=== EXCERPTED DATA ===

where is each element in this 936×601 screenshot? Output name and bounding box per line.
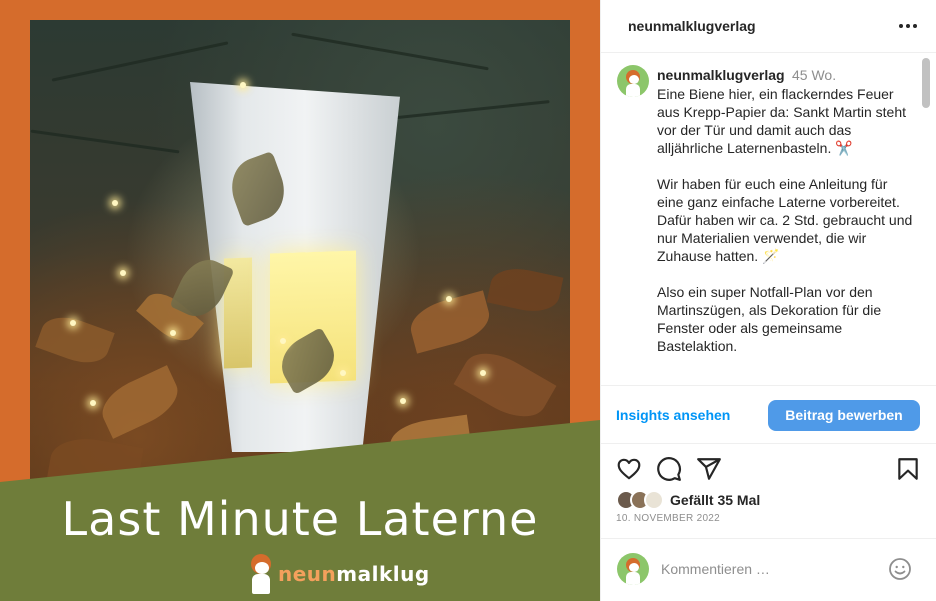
promote-post-button[interactable]: Beitrag bewerben xyxy=(768,400,920,431)
post-header: neunmalklugverlag xyxy=(601,0,936,53)
comment-input[interactable] xyxy=(661,559,871,579)
caption-paragraph: Eine Biene hier, ein flackerndes Feuer a… xyxy=(657,86,907,156)
caption-paragraph: Also ein super Notfall-Plan vor den Mart… xyxy=(657,284,882,354)
scrollbar[interactable] xyxy=(922,58,930,108)
caption-text: Eine Biene hier, ein flackerndes Feuer a… xyxy=(657,85,913,373)
liker-avatars xyxy=(616,490,668,510)
caption-area[interactable]: neunmalklugverlag 45 Wo. Eine Biene hier… xyxy=(601,54,936,385)
share-icon[interactable] xyxy=(696,456,722,482)
avatar xyxy=(644,490,664,510)
header-username[interactable]: neunmalklugverlag xyxy=(628,18,756,34)
brand-logo: neunmalklug xyxy=(248,552,430,596)
caption-username[interactable]: neunmalklugverlag xyxy=(657,67,785,83)
bookmark-icon[interactable] xyxy=(895,456,921,482)
emoji-icon[interactable] xyxy=(888,557,912,581)
mascot-icon xyxy=(248,554,274,594)
more-options-icon[interactable] xyxy=(897,16,919,36)
comment-icon[interactable] xyxy=(656,456,682,482)
avatar[interactable] xyxy=(617,65,649,97)
likes-row[interactable]: Gefällt 35 Mal xyxy=(616,489,760,511)
post-panel: neunmalklugverlag neunmalklugverlag 45 W… xyxy=(600,0,936,601)
comment-bar xyxy=(601,538,936,601)
promo-bar: Insights ansehen Beitrag bewerben xyxy=(601,385,936,444)
post-image[interactable]: Last Minute Laterne neunmalklug xyxy=(0,0,600,601)
brand-wordmark: neunmalklug xyxy=(278,562,430,586)
post-date: 10. NOVEMBER 2022 xyxy=(616,513,721,524)
action-bar xyxy=(601,456,936,486)
caption-paragraph: Wir haben für euch eine Anleitung für ei… xyxy=(657,176,913,264)
view-insights-link[interactable]: Insights ansehen xyxy=(616,407,730,423)
heart-icon[interactable] xyxy=(616,456,642,482)
caption-timestamp[interactable]: 45 Wo. xyxy=(792,67,836,83)
avatar xyxy=(617,553,649,585)
image-title: Last Minute Laterne xyxy=(61,492,539,546)
likes-count[interactable]: Gefällt 35 Mal xyxy=(670,492,760,508)
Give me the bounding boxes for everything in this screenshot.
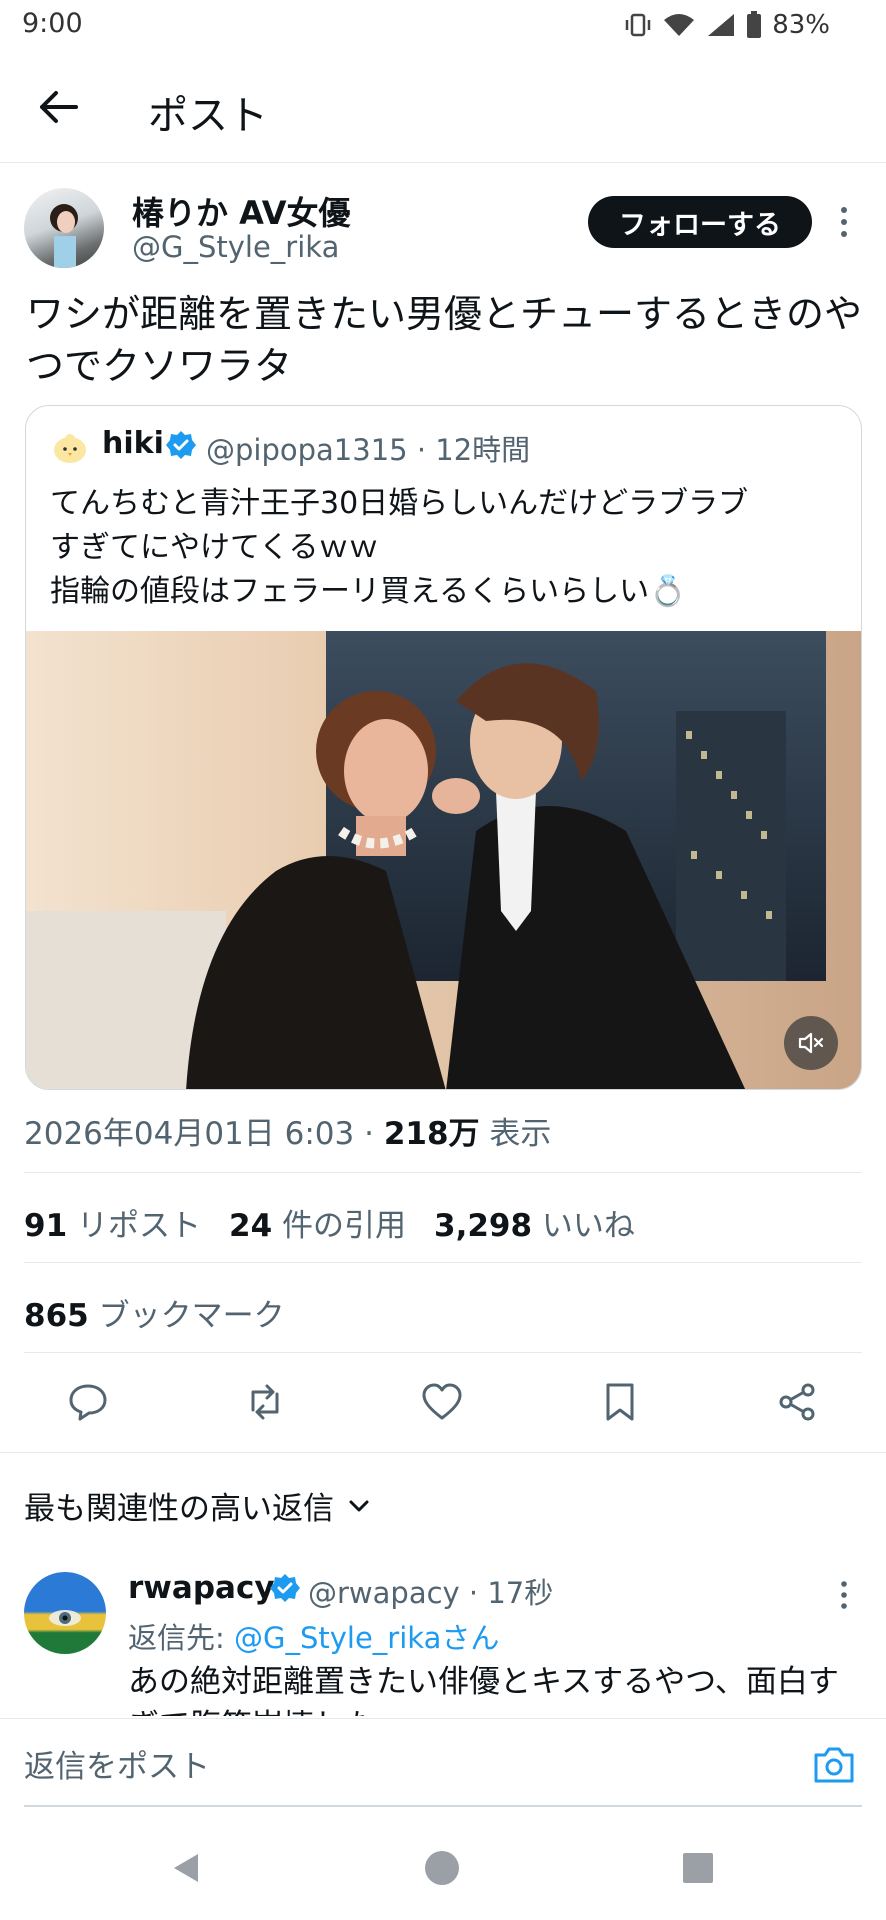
more-options-icon[interactable] bbox=[836, 202, 852, 242]
author-handle[interactable]: @G_Style_rika bbox=[132, 230, 339, 264]
share-icon[interactable] bbox=[775, 1380, 819, 1424]
divider bbox=[0, 1452, 886, 1453]
quoted-text-line: 指輪の値段はフェラーリ買えるくらいらしい💍 bbox=[50, 574, 687, 609]
nav-back-icon[interactable] bbox=[168, 1850, 204, 1886]
reply-author-name[interactable]: rwapacy bbox=[128, 1570, 275, 1606]
back-arrow-icon[interactable] bbox=[36, 85, 80, 129]
top-app-bar: ポスト bbox=[0, 55, 886, 163]
divider bbox=[24, 1262, 862, 1263]
repost-icon[interactable] bbox=[243, 1380, 287, 1424]
author-name[interactable]: 椿りか AV女優 bbox=[132, 188, 351, 234]
bookmark-icon[interactable] bbox=[598, 1380, 642, 1424]
post-timestamp-views: 2026年04月01日 6:03 · 218万 表示 bbox=[24, 1108, 551, 1153]
speaker-muted-icon bbox=[798, 1032, 824, 1054]
status-bar: 9:00 83% bbox=[0, 0, 886, 50]
reply-compose-bar: 返信をポスト bbox=[0, 1718, 886, 1810]
quotes-stat[interactable]: 24 件の引用 bbox=[229, 1200, 406, 1245]
bookmarks-count: 865 bbox=[24, 1298, 89, 1334]
reply-sort-label: 最も関連性の高い返信 bbox=[24, 1491, 334, 1527]
more-options-icon[interactable] bbox=[836, 1578, 852, 1612]
likes-stat[interactable]: 3,298 いいね bbox=[434, 1200, 635, 1245]
bookmarks-stat[interactable]: 865 ブックマーク bbox=[24, 1290, 285, 1335]
reposts-stat[interactable]: 91 リポスト bbox=[24, 1200, 201, 1245]
reply-avatar[interactable] bbox=[24, 1572, 106, 1654]
follow-button[interactable]: フォローする bbox=[588, 196, 812, 248]
reposts-label: リポスト bbox=[67, 1208, 201, 1244]
reply-icon[interactable] bbox=[66, 1380, 110, 1424]
video-frame bbox=[26, 631, 861, 1089]
verified-badge-icon bbox=[166, 431, 196, 459]
engagement-stats: 91 リポスト 24 件の引用 3,298 いいね bbox=[24, 1200, 635, 1245]
chevron-down-icon bbox=[349, 1500, 369, 1511]
reply-to: 返信先: @G_Style_rikaさん bbox=[128, 1615, 499, 1657]
divider bbox=[24, 1172, 862, 1173]
quoted-post[interactable]: hiki @pipopa1315 · 12時間 てんちむと青汁王子30日婚らしい… bbox=[25, 405, 862, 1090]
page-title: ポスト bbox=[148, 93, 268, 139]
camera-icon[interactable] bbox=[812, 1745, 856, 1785]
views-label: 表示 bbox=[479, 1116, 552, 1152]
post-timestamp: 2026年04月01日 6:03 · bbox=[24, 1116, 384, 1152]
views-count: 218万 bbox=[383, 1116, 480, 1152]
status-time: 9:00 bbox=[22, 8, 83, 39]
mute-button[interactable] bbox=[784, 1016, 838, 1070]
divider bbox=[24, 1352, 862, 1353]
quoted-handle-time: @pipopa1315 · 12時間 bbox=[206, 433, 531, 467]
battery-icon bbox=[747, 11, 762, 38]
author-avatar[interactable] bbox=[24, 188, 104, 268]
reply-to-prefix: 返信先: bbox=[128, 1621, 234, 1655]
nav-recents-icon[interactable] bbox=[682, 1852, 714, 1884]
action-bar bbox=[0, 1372, 886, 1432]
cell-signal-icon bbox=[708, 14, 735, 36]
reply-handle-time: @rwapacy · 17秒 bbox=[308, 1576, 554, 1610]
wifi-icon bbox=[664, 14, 695, 36]
likes-count: 3,298 bbox=[434, 1208, 533, 1244]
quotes-label: 件の引用 bbox=[272, 1208, 406, 1244]
reposts-count: 91 bbox=[24, 1208, 68, 1244]
nav-home-icon[interactable] bbox=[424, 1850, 460, 1886]
bookmarks-label: ブックマーク bbox=[88, 1298, 285, 1334]
compose-underline bbox=[24, 1805, 862, 1807]
system-nav-bar bbox=[0, 1812, 886, 1920]
quoted-text-line: すぎてにやけてくるｗｗ bbox=[50, 530, 379, 565]
battery-percent: 83% bbox=[772, 10, 830, 40]
reply-sort-dropdown[interactable]: 最も関連性の高い返信 bbox=[24, 1483, 370, 1528]
reply-input[interactable]: 返信をポスト bbox=[24, 1741, 210, 1786]
post-text: ワシが距離を置きたい男優とチューするときのやつでクソワラタ bbox=[26, 292, 863, 388]
chick-avatar-icon bbox=[54, 434, 86, 463]
quoted-video[interactable] bbox=[26, 631, 861, 1089]
reply-to-handle[interactable]: @G_Style_rikaさん bbox=[234, 1621, 499, 1655]
reply-text: あの絶対距離置きたい俳優とキスするやつ、面白すぎて腹筋崩壊した bbox=[128, 1664, 839, 1716]
quotes-count: 24 bbox=[229, 1208, 273, 1244]
verified-badge-icon bbox=[270, 1574, 300, 1602]
quoted-author-name: hiki bbox=[102, 426, 164, 461]
status-icons: 83% bbox=[624, 10, 830, 40]
vibrate-icon bbox=[625, 13, 651, 37]
quoted-text: てんちむと青汁王子30日婚らしいんだけどラブラブ すぎてにやけてくるｗｗ 指輪の… bbox=[50, 482, 840, 614]
like-heart-icon[interactable] bbox=[420, 1380, 464, 1424]
quoted-text-line: てんちむと青汁王子30日婚らしいんだけどラブラブ bbox=[50, 486, 749, 521]
likes-label: いいね bbox=[532, 1208, 635, 1244]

===

- [GOAL OF THE EXERCISE]: Take the lines starting at the one that contains "more-options-icon[interactable] bbox=[836, 202, 852, 242]" and ending at the one that contains "bookmark-icon[interactable] bbox=[598, 1380, 642, 1424]", and format them as a numbered list with any blank lines omitted.

- [FULL ANSWER]:
1. more-options-icon[interactable] bbox=[836, 202, 852, 242]
2. author-handle[interactable]: @G_Style_rika bbox=[132, 230, 339, 264]
3. share-icon[interactable] bbox=[775, 1380, 819, 1424]
4. divider bbox=[0, 1452, 886, 1453]
5. quoted-text-line: 指輪の値段はフェラーリ買えるくらいらしい💍 bbox=[50, 574, 687, 609]
6. nav-back-icon[interactable] bbox=[168, 1850, 204, 1886]
7. reply-author-name[interactable]: rwapacy bbox=[128, 1570, 275, 1606]
8. back-arrow-icon[interactable] bbox=[36, 85, 80, 129]
9. top-app-bar: ポスト bbox=[0, 55, 886, 163]
10. divider bbox=[24, 1262, 862, 1263]
11. repost-icon[interactable] bbox=[243, 1380, 287, 1424]
12. author-name[interactable]: 椿りか AV女優 bbox=[132, 188, 351, 234]
13. bookmark-icon[interactable] bbox=[598, 1380, 642, 1424]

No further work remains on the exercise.